→ YOUR OBJECTIVE:
Collect all lines containing the word "JSON" from the data.

→ INPUT:
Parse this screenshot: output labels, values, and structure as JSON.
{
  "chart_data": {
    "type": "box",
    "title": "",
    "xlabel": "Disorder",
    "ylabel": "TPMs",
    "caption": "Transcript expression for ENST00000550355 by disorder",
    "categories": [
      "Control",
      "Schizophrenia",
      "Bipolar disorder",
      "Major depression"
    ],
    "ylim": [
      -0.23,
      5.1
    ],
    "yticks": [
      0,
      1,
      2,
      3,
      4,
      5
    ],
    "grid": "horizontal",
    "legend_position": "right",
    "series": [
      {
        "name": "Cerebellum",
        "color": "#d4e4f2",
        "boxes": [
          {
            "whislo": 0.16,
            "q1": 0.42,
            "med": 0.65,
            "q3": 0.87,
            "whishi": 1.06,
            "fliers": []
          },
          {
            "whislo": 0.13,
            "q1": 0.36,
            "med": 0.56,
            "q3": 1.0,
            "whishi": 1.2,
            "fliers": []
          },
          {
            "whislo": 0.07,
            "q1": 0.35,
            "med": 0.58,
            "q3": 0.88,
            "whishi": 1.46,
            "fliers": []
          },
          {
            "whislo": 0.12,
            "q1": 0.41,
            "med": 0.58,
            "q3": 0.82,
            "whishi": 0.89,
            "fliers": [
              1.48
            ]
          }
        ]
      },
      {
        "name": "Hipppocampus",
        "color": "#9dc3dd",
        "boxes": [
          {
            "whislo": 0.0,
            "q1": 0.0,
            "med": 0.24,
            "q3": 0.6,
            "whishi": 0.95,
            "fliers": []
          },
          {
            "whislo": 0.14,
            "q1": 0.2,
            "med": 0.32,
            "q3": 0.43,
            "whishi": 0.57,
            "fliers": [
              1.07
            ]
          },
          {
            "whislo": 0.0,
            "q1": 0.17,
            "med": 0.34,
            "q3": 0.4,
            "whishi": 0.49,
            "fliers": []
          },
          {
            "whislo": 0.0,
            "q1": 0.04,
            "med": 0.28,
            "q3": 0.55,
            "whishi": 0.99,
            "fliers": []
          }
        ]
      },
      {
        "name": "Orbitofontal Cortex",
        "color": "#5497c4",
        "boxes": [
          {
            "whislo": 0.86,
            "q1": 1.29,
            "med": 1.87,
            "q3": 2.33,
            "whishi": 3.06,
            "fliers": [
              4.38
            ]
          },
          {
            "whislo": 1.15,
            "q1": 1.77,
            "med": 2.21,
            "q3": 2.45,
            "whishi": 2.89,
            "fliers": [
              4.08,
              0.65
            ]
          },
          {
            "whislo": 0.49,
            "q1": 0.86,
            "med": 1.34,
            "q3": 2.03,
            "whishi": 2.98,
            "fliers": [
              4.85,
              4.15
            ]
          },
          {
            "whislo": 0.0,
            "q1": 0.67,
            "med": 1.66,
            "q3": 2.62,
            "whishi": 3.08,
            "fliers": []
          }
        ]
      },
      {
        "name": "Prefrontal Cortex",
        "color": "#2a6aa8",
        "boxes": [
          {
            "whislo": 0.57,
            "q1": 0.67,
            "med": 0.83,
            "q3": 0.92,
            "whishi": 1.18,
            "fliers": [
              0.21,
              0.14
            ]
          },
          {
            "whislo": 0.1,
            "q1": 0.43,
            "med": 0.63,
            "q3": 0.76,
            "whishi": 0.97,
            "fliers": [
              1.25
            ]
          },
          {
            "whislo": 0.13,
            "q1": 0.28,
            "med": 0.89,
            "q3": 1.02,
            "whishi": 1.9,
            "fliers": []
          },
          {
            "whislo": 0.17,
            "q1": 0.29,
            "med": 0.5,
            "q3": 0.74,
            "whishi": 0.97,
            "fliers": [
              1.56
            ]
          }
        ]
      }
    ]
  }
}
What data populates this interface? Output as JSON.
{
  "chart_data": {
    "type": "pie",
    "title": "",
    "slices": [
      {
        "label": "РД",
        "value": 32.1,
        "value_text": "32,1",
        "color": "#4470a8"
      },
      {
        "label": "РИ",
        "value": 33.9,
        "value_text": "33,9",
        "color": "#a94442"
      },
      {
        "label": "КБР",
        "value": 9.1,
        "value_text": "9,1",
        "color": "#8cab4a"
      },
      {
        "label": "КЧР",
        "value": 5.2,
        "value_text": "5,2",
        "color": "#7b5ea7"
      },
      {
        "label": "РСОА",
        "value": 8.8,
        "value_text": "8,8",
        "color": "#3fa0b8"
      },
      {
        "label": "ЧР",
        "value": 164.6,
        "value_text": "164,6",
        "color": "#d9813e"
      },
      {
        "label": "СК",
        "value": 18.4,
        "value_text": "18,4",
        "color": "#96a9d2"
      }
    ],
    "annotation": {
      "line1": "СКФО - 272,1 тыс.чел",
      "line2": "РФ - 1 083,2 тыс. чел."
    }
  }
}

→ RESPONSE:
Parse this screenshot: output labels, values, and structure as JSON.
What data populates this interface? Output as JSON.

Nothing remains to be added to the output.